• _What the task asks_
Copy every line of the material below word for word.

-=-=-

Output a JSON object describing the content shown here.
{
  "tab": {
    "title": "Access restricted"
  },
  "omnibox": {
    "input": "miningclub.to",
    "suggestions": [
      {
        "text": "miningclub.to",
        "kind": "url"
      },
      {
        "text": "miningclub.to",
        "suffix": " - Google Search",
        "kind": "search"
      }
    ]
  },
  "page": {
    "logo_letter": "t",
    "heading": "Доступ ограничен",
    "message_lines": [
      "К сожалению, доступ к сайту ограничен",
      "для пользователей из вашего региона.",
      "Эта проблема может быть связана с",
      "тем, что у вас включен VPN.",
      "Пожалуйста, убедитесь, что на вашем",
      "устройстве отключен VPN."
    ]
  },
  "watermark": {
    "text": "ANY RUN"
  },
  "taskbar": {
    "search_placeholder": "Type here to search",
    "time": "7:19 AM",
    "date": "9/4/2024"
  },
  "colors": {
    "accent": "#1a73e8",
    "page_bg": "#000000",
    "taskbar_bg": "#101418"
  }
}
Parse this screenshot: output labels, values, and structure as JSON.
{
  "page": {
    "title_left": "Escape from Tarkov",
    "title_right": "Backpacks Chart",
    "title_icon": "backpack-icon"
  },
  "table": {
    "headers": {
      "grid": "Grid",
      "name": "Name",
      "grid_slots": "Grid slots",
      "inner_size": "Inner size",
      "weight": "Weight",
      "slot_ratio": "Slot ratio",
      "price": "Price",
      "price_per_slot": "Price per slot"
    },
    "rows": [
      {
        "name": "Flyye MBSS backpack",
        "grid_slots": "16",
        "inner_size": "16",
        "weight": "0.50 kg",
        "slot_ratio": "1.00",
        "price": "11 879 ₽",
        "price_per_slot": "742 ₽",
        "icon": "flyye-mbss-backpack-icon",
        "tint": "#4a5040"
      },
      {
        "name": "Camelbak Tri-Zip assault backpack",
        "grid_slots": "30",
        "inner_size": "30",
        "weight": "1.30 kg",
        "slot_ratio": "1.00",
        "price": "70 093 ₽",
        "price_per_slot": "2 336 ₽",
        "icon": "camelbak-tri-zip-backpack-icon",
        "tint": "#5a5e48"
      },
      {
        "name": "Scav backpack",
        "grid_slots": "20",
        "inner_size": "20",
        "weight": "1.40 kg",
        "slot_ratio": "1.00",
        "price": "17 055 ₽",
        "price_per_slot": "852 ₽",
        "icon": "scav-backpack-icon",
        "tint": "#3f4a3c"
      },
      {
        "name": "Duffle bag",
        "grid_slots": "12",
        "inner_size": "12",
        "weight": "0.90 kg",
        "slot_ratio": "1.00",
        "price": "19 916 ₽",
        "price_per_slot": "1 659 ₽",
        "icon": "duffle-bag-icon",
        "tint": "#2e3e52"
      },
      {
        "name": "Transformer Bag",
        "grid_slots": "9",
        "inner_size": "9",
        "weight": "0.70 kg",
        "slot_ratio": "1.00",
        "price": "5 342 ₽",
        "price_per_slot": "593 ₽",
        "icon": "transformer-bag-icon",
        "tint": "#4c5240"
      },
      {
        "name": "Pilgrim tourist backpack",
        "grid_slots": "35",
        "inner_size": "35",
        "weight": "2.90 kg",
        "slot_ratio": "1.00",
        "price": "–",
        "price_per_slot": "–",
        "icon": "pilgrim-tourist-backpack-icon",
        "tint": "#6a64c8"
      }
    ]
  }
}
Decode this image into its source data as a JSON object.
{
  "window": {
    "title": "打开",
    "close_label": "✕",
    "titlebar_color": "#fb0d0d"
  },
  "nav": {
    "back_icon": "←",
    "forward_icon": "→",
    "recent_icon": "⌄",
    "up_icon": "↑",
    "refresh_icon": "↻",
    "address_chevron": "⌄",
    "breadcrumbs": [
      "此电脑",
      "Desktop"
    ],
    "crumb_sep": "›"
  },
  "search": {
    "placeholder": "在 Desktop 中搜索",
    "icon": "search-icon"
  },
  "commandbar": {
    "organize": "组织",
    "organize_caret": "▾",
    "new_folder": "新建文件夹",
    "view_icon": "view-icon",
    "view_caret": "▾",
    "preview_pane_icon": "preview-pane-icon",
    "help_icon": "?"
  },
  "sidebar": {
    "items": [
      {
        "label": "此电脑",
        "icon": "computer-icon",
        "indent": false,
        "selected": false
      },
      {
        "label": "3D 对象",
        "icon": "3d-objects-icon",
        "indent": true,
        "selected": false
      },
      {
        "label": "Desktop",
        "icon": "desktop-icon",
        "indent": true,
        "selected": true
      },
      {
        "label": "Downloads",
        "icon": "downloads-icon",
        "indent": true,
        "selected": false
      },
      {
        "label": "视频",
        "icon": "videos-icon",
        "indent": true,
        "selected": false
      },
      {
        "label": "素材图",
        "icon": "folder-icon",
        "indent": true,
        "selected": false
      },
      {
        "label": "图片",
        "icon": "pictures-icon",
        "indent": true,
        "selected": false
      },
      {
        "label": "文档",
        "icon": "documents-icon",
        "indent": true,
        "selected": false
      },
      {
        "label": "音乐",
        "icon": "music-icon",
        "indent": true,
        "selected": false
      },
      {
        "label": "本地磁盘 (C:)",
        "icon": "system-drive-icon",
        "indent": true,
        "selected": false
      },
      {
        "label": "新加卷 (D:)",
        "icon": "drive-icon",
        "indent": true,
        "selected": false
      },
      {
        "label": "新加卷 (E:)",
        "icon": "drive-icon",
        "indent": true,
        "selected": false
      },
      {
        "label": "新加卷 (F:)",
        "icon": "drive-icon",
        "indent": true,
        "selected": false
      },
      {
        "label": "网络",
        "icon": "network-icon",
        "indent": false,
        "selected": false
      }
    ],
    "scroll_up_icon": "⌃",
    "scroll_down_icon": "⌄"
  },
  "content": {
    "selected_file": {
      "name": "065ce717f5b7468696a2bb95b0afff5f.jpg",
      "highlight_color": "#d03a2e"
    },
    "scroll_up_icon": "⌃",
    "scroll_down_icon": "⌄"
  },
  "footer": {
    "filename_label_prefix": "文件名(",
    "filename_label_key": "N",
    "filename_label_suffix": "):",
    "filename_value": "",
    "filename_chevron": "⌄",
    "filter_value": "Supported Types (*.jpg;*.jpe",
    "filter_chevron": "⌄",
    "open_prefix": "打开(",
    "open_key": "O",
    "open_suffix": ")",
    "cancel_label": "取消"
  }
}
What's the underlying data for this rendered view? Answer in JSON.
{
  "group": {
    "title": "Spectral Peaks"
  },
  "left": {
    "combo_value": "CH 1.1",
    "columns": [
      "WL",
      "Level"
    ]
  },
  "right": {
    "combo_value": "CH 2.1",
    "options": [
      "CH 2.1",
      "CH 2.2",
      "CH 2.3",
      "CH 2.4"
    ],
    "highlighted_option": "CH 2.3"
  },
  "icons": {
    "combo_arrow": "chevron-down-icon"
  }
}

-=-=-

• _Output below_
Output a JSON object describing the content shown here.
{
  "tab": {
    "title": "Access restricted"
  },
  "omnibox": {
    "input": "miningclub.to",
    "suggestions": [
      {
        "text": "miningclub.to",
        "kind": "url"
      },
      {
        "text": "miningclub.to",
        "suffix": " - Google Search",
        "kind": "search"
      }
    ]
  },
  "page": {
    "logo_letter": "t",
    "heading": "Доступ ограничен",
    "message_lines": [
      "К сожалению, доступ к сайту ограничен",
      "для пользователей из вашего региона.",
      "Эта проблема может быть связана с",
      "тем, что у вас включен VPN.",
      "Пожалуйста, убедитесь, что на вашем",
      "устройстве отключен VPN."
    ]
  },
  "watermark": {
    "text": "ANY RUN"
  },
  "taskbar": {
    "search_placeholder": "Type here to search",
    "time": "7:19 AM",
    "date": "9/4/2024"
  },
  "colors": {
    "accent": "#1a73e8",
    "page_bg": "#000000",
    "taskbar_bg": "#101418"
  }
}
Parse this screenshot: output labels, values, and structure as JSON.
{
  "page": {
    "title_left": "Escape from Tarkov",
    "title_right": "Backpacks Chart",
    "title_icon": "backpack-icon"
  },
  "table": {
    "headers": {
      "grid": "Grid",
      "name": "Name",
      "grid_slots": "Grid slots",
      "inner_size": "Inner size",
      "weight": "Weight",
      "slot_ratio": "Slot ratio",
      "price": "Price",
      "price_per_slot": "Price per slot"
    },
    "rows": [
      {
        "name": "Flyye MBSS backpack",
        "grid_slots": "16",
        "inner_size": "16",
        "weight": "0.50 kg",
        "slot_ratio": "1.00",
        "price": "11 879 ₽",
        "price_per_slot": "742 ₽",
        "icon": "flyye-mbss-backpack-icon",
        "tint": "#4a5040"
      },
      {
        "name": "Camelbak Tri-Zip assault backpack",
        "grid_slots": "30",
        "inner_size": "30",
        "weight": "1.30 kg",
        "slot_ratio": "1.00",
        "price": "70 093 ₽",
        "price_per_slot": "2 336 ₽",
        "icon": "camelbak-tri-zip-backpack-icon",
        "tint": "#5a5e48"
      },
      {
        "name": "Scav backpack",
        "grid_slots": "20",
        "inner_size": "20",
        "weight": "1.40 kg",
        "slot_ratio": "1.00",
        "price": "17 055 ₽",
        "price_per_slot": "852 ₽",
        "icon": "scav-backpack-icon",
        "tint": "#3f4a3c"
      },
      {
        "name": "Duffle bag",
        "grid_slots": "12",
        "inner_size": "12",
        "weight": "0.90 kg",
        "slot_ratio": "1.00",
        "price": "19 916 ₽",
        "price_per_slot": "1 659 ₽",
        "icon": "duffle-bag-icon",
        "tint": "#2e3e52"
      },
      {
        "name": "Transformer Bag",
        "grid_slots": "9",
        "inner_size": "9",
        "weight": "0.70 kg",
        "slot_ratio": "1.00",
        "price": "5 342 ₽",
        "price_per_slot": "593 ₽",
        "icon": "transformer-bag-icon",
        "tint": "#4c5240"
      },
      {
        "name": "Pilgrim tourist backpack",
        "grid_slots": "35",
        "inner_size": "35",
        "weight": "2.90 kg",
        "slot_ratio": "1.00",
        "price": "–",
        "price_per_slot": "–",
        "icon": "pilgrim-tourist-backpack-icon",
        "tint": "#6a64c8"
      }
    ]
  }
}
Decode this image into its source data as a JSON object.
{
  "window": {
    "title": "打开",
    "close_label": "✕",
    "titlebar_color": "#fb0d0d"
  },
  "nav": {
    "back_icon": "←",
    "forward_icon": "→",
    "recent_icon": "⌄",
    "up_icon": "↑",
    "refresh_icon": "↻",
    "address_chevron": "⌄",
    "breadcrumbs": [
      "此电脑",
      "Desktop"
    ],
    "crumb_sep": "›"
  },
  "search": {
    "placeholder": "在 Desktop 中搜索",
    "icon": "search-icon"
  },
  "commandbar": {
    "organize": "组织",
    "organize_caret": "▾",
    "new_folder": "新建文件夹",
    "view_icon": "view-icon",
    "view_caret": "▾",
    "preview_pane_icon": "preview-pane-icon",
    "help_icon": "?"
  },
  "sidebar": {
    "items": [
      {
        "label": "此电脑",
        "icon": "computer-icon",
        "indent": false,
        "selected": false
      },
      {
        "label": "3D 对象",
        "icon": "3d-objects-icon",
        "indent": true,
        "selected": false
      },
      {
        "label": "Desktop",
        "icon": "desktop-icon",
        "indent": true,
        "selected": true
      },
      {
        "label": "Downloads",
        "icon": "downloads-icon",
        "indent": true,
        "selected": false
      },
      {
        "label": "视频",
        "icon": "videos-icon",
        "indent": true,
        "selected": false
      },
      {
        "label": "素材图",
        "icon": "folder-icon",
        "indent": true,
        "selected": false
      },
      {
        "label": "图片",
        "icon": "pictures-icon",
        "indent": true,
        "selected": false
      },
      {
        "label": "文档",
        "icon": "documents-icon",
        "indent": true,
        "selected": false
      },
      {
        "label": "音乐",
        "icon": "music-icon",
        "indent": true,
        "selected": false
      },
      {
        "label": "本地磁盘 (C:)",
        "icon": "system-drive-icon",
        "indent": true,
        "selected": false
      },
      {
        "label": "新加卷 (D:)",
        "icon": "drive-icon",
        "indent": true,
        "selected": false
      },
      {
        "label": "新加卷 (E:)",
        "icon": "drive-icon",
        "indent": true,
        "selected": false
      },
      {
        "label": "新加卷 (F:)",
        "icon": "drive-icon",
        "indent": true,
        "selected": false
      },
      {
        "label": "网络",
        "icon": "network-icon",
        "indent": false,
        "selected": false
      }
    ],
    "scroll_up_icon": "⌃",
    "scroll_down_icon": "⌄"
  },
  "content": {
    "selected_file": {
      "name": "065ce717f5b7468696a2bb95b0afff5f.jpg",
      "highlight_color": "#d03a2e"
    },
    "scroll_up_icon": "⌃",
    "scroll_down_icon": "⌄"
  },
  "footer": {
    "filename_label_prefix": "文件名(",
    "filename_label_key": "N",
    "filename_label_suffix": "):",
    "filename_value": "",
    "filename_chevron": "⌄",
    "filter_value": "Supported Types (*.jpg;*.jpe",
    "filter_chevron": "⌄",
    "open_prefix": "打开(",
    "open_key": "O",
    "open_suffix": ")",
    "cancel_label": "取消"
  }
}
What's the underlying data for this rendered view? Answer in JSON.
{
  "group": {
    "title": "Spectral Peaks"
  },
  "left": {
    "combo_value": "CH 1.1",
    "columns": [
      "WL",
      "Level"
    ]
  },
  "right": {
    "combo_value": "CH 2.1",
    "options": [
      "CH 2.1",
      "CH 2.2",
      "CH 2.3",
      "CH 2.4"
    ],
    "highlighted_option": "CH 2.3"
  },
  "icons": {
    "combo_arrow": "chevron-down-icon"
  }
}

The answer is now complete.